▶ _TASK OBJECTIVE_:
Output exactly the lines that run from the line with "What data populates" to the end of the material, both ends included, and no other lines.

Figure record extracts
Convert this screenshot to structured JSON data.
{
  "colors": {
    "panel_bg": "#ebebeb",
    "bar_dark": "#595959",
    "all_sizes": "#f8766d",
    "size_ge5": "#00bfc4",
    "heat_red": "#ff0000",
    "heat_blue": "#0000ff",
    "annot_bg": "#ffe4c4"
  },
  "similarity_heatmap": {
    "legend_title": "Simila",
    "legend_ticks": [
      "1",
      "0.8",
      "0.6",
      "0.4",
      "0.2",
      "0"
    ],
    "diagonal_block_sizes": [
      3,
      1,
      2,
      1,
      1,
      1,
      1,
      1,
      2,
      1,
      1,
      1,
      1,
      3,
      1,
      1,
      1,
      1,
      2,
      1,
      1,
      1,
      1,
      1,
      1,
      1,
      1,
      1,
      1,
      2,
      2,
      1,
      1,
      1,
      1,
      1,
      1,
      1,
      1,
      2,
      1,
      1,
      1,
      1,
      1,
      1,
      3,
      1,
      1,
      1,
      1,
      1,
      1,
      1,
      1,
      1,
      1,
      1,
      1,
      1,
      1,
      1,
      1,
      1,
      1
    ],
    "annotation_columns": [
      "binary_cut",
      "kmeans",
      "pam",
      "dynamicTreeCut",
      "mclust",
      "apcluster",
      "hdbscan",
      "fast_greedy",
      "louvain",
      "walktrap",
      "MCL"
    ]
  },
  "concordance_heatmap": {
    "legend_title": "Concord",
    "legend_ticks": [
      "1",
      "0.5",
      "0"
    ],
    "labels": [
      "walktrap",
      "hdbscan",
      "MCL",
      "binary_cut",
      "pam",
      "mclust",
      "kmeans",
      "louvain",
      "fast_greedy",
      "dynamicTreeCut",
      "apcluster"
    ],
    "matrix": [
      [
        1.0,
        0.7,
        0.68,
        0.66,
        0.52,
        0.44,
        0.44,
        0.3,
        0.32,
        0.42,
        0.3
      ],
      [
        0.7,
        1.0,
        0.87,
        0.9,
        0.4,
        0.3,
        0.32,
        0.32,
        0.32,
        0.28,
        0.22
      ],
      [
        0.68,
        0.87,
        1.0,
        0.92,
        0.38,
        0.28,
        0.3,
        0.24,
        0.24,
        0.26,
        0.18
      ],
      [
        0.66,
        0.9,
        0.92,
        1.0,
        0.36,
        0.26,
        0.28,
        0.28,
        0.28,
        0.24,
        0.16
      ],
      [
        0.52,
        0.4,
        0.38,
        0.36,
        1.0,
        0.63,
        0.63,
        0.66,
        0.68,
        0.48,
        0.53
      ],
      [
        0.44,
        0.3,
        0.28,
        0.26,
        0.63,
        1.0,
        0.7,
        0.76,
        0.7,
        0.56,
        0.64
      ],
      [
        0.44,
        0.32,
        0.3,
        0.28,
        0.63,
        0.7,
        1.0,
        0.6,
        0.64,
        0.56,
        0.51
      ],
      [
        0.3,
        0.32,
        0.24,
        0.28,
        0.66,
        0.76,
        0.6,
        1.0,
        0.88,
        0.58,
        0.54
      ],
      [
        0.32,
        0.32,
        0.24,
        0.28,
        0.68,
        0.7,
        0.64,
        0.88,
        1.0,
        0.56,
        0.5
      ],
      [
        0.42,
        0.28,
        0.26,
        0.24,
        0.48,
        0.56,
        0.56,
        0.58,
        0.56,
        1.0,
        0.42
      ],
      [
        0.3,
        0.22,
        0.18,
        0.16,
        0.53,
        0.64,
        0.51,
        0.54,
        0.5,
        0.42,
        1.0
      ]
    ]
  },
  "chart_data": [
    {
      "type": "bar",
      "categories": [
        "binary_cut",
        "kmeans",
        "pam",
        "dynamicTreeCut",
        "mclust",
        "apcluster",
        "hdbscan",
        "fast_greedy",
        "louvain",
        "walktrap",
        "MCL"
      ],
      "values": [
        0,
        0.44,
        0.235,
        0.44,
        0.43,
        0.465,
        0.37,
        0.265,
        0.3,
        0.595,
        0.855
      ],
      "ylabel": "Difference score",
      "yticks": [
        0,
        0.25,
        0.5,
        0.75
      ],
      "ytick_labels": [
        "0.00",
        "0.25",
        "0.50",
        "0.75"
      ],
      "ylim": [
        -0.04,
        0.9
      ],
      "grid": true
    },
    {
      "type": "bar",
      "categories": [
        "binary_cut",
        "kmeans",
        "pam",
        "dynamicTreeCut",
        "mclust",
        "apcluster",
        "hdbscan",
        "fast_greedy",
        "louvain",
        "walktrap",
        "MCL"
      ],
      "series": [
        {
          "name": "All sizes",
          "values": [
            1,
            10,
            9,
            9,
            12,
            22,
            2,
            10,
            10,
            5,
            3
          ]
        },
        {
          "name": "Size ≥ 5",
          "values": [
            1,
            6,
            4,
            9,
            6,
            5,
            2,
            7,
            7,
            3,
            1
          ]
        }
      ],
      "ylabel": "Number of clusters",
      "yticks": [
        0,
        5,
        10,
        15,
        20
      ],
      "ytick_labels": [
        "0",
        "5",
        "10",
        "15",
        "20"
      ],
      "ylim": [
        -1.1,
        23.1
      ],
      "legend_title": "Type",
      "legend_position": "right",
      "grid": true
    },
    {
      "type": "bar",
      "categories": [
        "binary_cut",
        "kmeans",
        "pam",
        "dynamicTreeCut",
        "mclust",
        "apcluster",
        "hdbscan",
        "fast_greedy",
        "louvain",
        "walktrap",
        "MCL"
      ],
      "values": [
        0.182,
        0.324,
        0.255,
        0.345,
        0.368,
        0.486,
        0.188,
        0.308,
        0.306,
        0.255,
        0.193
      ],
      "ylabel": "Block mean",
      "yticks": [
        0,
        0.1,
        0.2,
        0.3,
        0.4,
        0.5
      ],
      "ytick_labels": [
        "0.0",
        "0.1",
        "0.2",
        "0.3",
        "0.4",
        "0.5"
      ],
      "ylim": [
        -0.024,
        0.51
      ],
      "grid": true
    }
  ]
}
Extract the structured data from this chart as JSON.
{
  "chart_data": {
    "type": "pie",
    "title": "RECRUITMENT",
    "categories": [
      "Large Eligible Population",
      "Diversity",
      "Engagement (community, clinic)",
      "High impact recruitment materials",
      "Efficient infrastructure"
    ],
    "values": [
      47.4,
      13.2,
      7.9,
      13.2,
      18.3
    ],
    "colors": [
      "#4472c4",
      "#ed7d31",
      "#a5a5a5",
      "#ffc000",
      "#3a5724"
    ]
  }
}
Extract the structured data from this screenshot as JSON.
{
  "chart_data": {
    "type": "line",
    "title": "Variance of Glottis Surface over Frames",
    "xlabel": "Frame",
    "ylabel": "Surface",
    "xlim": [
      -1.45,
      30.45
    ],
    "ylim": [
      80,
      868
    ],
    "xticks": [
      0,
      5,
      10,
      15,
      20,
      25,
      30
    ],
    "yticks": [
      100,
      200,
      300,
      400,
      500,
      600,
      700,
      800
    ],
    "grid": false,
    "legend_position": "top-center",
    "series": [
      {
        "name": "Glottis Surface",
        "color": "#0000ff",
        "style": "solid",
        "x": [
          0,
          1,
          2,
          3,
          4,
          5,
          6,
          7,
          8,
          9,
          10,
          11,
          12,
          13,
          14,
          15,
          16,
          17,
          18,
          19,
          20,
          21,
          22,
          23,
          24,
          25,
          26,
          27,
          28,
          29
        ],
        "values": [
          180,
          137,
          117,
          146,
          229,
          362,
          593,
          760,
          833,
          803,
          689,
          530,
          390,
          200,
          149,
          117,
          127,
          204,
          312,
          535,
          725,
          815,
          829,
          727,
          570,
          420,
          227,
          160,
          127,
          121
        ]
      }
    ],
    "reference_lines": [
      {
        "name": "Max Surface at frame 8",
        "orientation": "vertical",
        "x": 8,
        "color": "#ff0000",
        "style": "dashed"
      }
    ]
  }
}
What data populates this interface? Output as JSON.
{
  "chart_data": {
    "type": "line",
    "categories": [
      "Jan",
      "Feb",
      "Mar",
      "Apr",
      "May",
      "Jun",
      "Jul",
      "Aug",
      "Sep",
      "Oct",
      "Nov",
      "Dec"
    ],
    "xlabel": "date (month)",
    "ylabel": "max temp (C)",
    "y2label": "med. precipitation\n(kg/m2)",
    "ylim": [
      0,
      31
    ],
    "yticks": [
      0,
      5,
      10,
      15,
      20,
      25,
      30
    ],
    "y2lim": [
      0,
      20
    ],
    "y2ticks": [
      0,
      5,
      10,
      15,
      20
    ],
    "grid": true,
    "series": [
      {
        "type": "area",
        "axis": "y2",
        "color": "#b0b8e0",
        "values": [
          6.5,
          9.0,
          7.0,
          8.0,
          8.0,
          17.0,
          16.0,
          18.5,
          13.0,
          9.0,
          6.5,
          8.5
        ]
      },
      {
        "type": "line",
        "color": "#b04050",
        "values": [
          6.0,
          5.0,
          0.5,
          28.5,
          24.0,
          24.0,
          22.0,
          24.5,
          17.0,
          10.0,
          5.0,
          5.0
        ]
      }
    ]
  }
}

▶ _ANSWER FOR THE TASK_:
What data populates this interface? Output as JSON.
{
  "chart_data": {
    "type": "line",
    "categories": [
      "Jan",
      "Feb",
      "Mar",
      "Apr",
      "May",
      "Jun",
      "Jul",
      "Aug",
      "Sep",
      "Oct",
      "Nov",
      "Dec"
    ],
    "xlabel": "date (month)",
    "ylabel": "max temp (C)",
    "y2label": "med. precipitation\n(kg/m2)",
    "ylim": [
      0,
      31
    ],
    "yticks": [
      0,
      5,
      10,
      15,
      20,
      25,
      30
    ],
    "y2lim": [
      0,
      20
    ],
    "y2ticks": [
      0,
      5,
      10,
      15,
      20
    ],
    "grid": true,
    "series": [
      {
        "type": "area",
        "axis": "y2",
        "color": "#b0b8e0",
        "values": [
          6.5,
          9.0,
          7.0,
          8.0,
          8.0,
          17.0,
          16.0,
          18.5,
          13.0,
          9.0,
          6.5,
          8.5
        ]
      },
      {
        "type": "line",
        "color": "#b04050",
        "values": [
          6.0,
          5.0,
          0.5,
          28.5,
          24.0,
          24.0,
          22.0,
          24.5,
          17.0,
          10.0,
          5.0,
          5.0
        ]
      }
    ]
  }
}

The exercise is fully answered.